▸ WRITTEN TASK: Take every line that has the string "πρὸς" and copy it out.
— START MATERIAL FOR THE TASK —
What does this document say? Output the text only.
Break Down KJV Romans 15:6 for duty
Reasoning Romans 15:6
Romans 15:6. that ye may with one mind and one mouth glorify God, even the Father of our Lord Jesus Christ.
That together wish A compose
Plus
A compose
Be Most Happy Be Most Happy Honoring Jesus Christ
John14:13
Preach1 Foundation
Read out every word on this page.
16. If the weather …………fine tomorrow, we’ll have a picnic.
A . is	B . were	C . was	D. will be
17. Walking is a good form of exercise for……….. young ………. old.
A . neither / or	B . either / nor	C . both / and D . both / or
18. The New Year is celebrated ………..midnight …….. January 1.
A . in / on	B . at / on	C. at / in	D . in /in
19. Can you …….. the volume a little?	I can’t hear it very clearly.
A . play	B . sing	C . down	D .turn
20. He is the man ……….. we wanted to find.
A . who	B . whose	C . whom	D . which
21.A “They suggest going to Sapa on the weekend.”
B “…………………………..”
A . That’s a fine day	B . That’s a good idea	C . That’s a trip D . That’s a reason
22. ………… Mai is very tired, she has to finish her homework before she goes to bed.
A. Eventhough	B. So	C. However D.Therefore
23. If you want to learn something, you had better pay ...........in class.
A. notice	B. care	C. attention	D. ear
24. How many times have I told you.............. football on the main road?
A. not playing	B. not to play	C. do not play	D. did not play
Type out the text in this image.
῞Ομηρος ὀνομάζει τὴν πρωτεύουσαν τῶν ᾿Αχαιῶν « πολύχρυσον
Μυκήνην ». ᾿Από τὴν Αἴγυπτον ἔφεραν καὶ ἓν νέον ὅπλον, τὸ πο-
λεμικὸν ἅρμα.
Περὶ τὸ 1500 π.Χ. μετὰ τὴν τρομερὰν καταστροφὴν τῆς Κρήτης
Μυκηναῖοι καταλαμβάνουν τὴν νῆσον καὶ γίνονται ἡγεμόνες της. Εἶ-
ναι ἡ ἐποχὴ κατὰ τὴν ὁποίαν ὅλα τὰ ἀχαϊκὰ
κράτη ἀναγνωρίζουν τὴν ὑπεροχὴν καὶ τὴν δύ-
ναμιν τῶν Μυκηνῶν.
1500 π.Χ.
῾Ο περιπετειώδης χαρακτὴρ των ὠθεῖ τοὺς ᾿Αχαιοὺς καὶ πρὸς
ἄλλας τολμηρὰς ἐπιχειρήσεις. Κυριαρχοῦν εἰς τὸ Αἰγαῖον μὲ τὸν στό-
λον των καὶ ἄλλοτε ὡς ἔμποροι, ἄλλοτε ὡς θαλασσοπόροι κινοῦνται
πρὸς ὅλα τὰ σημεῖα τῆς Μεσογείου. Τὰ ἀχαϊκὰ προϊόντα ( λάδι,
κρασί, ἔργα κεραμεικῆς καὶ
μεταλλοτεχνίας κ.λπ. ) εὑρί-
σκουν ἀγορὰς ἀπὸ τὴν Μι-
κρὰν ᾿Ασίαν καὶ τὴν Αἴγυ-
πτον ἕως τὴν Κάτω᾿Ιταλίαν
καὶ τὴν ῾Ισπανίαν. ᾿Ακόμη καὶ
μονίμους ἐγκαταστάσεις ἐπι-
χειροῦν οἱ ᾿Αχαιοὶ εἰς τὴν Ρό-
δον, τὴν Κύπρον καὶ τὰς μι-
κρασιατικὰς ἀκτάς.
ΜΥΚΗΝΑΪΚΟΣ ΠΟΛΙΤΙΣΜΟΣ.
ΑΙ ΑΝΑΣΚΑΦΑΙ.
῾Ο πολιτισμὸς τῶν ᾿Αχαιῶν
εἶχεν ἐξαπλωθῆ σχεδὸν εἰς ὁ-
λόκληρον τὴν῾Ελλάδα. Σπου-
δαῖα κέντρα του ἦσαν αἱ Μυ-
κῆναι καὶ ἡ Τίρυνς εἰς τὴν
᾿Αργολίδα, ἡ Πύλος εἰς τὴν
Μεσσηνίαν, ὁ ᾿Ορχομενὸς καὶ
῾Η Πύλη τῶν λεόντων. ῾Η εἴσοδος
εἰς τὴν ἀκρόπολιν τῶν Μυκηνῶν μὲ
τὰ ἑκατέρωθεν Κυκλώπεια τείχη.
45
— END MATERIAL FOR THE TASK —
▸ FULL ANSWER:
῾Ο περιπετειώδης χαρακτὴρ των ὠθεῖ τοὺς ᾿Αχαιοὺς καὶ πρὸς
πρὸς ὅλα τὰ σημεῖα τῆς Μεσογείου. Τὰ ἀχαϊκὰ προϊόντα ( λάδι,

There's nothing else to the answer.